● REQUEST
Your answer is a single number: the count of lines that contain the string "SimpleTableViewCell".

··· SUPPLIED MATERIAL ···

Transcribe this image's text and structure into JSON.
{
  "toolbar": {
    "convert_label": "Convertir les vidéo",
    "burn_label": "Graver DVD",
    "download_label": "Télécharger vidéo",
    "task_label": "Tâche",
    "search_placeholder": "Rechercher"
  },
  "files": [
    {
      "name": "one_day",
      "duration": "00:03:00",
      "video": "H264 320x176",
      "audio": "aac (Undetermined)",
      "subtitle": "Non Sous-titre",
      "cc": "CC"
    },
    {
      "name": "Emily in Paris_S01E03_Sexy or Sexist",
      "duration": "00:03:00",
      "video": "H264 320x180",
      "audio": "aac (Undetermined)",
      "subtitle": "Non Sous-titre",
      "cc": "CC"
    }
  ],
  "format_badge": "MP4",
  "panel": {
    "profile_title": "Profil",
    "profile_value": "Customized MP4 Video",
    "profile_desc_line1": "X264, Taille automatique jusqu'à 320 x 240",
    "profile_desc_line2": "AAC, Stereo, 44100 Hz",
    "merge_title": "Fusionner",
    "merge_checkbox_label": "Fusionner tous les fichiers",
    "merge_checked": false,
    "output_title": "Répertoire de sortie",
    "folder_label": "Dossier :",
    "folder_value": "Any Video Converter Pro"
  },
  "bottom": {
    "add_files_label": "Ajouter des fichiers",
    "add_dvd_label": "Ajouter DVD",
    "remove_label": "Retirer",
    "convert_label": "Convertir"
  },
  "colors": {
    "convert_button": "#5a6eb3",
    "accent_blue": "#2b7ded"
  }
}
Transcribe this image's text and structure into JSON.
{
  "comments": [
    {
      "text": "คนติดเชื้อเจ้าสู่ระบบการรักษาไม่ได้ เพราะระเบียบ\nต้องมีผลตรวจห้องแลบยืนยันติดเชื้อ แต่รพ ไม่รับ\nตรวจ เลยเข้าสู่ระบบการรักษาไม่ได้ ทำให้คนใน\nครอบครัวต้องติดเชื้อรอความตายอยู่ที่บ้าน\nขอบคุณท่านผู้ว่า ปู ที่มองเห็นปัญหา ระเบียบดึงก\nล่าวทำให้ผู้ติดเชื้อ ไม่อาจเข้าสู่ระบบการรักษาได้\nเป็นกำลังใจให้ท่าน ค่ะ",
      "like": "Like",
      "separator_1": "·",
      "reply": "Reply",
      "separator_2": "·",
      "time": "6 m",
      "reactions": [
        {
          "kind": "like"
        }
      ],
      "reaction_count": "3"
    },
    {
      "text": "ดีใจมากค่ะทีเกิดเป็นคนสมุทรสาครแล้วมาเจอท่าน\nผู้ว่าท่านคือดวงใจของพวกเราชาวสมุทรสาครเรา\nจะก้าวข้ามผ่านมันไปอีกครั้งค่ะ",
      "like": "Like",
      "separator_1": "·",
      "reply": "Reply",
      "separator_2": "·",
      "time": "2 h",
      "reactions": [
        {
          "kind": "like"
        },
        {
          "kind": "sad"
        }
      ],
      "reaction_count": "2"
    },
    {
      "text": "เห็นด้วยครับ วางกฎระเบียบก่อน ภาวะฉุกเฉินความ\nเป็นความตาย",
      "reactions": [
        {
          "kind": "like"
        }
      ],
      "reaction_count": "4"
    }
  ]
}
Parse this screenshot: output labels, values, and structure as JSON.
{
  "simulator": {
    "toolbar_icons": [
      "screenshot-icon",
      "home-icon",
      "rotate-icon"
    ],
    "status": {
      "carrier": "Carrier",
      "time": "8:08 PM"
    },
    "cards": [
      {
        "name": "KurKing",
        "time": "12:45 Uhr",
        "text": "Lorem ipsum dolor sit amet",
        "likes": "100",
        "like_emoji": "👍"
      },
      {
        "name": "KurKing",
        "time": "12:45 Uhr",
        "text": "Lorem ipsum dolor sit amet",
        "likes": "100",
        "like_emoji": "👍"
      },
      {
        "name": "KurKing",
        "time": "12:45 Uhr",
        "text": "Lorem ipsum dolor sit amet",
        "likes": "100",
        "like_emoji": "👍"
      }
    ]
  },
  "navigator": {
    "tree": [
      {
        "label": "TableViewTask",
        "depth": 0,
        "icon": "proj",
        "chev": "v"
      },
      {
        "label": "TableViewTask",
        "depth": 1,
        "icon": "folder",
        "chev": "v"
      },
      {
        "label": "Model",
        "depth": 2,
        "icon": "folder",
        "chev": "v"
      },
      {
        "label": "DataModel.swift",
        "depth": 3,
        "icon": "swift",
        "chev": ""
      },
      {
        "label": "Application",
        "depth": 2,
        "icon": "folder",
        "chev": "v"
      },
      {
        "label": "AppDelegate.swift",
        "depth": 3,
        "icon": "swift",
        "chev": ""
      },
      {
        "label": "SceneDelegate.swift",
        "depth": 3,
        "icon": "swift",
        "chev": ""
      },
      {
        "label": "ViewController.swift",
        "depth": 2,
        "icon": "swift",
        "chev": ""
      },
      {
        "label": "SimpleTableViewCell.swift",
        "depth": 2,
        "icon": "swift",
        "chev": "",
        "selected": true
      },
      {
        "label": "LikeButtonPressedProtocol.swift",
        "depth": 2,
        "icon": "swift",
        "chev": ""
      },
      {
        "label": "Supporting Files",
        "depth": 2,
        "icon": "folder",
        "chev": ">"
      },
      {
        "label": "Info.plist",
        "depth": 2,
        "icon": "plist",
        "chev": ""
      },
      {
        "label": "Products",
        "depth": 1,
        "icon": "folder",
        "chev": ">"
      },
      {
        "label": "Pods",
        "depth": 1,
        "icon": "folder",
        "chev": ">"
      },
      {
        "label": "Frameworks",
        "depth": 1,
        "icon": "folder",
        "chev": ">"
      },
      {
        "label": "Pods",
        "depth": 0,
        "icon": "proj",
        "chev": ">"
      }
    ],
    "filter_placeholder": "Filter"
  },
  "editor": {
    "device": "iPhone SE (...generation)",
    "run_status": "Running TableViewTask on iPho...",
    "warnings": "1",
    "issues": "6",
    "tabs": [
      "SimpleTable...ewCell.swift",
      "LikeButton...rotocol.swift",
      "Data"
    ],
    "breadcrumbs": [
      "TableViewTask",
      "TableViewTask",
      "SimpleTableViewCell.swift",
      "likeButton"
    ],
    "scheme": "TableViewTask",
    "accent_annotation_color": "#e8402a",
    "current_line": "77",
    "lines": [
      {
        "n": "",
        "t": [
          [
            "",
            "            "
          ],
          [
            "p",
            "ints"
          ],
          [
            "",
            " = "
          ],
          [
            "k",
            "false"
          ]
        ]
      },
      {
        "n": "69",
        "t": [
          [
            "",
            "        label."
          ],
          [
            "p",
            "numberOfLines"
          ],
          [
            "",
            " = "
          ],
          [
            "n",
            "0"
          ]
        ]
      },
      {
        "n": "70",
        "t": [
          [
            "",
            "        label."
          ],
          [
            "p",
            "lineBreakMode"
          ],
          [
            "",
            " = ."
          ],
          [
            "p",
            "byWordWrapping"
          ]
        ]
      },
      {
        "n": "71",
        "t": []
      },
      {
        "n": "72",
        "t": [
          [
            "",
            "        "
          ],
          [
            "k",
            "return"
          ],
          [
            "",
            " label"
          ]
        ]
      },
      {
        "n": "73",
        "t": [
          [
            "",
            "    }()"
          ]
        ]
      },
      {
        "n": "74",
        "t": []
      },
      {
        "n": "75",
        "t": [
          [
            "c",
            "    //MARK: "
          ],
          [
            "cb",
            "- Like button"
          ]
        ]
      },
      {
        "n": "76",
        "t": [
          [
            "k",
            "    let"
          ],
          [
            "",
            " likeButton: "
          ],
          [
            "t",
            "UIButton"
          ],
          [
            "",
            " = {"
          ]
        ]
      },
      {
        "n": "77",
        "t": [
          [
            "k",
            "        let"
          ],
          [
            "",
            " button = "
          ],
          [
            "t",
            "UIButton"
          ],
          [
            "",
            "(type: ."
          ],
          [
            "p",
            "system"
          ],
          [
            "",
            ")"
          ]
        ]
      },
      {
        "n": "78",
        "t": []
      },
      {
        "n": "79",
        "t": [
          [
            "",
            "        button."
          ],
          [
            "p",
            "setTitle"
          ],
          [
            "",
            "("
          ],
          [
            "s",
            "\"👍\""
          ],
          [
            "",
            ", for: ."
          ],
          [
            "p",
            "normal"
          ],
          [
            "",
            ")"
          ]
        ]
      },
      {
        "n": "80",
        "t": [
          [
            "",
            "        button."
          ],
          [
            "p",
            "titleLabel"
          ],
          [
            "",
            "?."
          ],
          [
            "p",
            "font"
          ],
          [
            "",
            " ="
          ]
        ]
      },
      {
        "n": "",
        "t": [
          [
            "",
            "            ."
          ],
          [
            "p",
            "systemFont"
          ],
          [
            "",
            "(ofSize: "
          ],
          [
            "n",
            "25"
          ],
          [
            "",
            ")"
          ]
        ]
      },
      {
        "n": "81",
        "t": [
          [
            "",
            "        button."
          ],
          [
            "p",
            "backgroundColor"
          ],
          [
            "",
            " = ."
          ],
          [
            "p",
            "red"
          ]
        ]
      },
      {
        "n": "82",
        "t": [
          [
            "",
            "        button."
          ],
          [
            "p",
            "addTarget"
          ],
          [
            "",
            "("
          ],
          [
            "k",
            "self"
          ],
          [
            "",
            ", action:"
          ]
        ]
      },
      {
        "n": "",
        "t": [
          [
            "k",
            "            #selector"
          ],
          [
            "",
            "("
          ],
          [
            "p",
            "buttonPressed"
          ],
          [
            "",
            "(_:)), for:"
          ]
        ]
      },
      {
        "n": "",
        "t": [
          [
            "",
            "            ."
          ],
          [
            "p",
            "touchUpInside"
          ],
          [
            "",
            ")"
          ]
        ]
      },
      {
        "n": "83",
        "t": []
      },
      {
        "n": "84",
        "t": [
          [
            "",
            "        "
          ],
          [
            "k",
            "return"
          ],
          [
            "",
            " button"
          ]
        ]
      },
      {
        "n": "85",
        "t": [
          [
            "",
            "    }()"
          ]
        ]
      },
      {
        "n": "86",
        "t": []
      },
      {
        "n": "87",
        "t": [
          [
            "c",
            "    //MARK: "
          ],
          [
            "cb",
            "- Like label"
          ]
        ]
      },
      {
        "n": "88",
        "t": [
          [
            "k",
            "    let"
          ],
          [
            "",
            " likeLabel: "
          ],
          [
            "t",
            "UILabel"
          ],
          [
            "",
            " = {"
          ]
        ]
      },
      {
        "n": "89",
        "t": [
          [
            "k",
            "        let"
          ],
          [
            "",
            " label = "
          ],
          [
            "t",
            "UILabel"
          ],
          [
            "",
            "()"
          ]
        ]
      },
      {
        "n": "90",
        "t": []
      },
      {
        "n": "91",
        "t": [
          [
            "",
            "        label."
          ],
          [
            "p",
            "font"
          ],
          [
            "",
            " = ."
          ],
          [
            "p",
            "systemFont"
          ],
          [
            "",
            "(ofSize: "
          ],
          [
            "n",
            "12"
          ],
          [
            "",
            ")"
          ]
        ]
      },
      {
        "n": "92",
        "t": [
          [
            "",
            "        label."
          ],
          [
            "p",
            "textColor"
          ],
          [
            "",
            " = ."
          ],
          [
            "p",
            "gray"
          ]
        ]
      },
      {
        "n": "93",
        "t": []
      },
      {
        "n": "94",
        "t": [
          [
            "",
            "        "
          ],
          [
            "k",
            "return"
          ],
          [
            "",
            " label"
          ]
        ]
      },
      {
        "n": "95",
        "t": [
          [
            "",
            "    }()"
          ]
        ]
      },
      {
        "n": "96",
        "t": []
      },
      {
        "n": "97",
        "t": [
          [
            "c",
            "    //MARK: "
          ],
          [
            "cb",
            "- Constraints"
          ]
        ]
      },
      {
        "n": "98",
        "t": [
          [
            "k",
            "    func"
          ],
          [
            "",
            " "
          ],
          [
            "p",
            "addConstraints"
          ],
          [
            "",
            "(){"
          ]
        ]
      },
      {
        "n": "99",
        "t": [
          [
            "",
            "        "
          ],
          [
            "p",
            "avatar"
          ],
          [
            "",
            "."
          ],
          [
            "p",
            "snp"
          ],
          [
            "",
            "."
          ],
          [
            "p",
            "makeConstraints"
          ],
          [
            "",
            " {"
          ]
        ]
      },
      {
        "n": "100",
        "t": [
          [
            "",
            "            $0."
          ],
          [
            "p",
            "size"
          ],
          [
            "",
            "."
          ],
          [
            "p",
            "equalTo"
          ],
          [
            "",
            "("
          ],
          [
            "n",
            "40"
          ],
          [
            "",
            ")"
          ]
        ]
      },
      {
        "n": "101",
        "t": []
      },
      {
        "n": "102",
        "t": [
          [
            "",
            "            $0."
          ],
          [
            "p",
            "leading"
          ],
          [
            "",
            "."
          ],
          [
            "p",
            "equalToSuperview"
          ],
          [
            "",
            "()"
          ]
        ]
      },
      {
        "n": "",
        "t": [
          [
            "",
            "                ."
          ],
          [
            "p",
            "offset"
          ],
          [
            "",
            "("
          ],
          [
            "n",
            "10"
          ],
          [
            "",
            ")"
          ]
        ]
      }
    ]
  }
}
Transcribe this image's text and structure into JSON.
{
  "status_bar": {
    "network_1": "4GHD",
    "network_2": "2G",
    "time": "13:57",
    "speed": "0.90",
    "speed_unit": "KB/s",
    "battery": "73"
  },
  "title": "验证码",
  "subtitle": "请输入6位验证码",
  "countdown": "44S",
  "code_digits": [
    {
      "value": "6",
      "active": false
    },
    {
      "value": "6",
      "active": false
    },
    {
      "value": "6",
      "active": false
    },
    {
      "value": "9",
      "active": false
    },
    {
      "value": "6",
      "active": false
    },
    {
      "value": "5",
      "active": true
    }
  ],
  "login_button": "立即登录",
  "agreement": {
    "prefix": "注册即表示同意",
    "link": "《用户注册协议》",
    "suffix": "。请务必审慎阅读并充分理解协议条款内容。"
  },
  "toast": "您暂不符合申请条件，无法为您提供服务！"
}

···

● COMPLETED TASK
2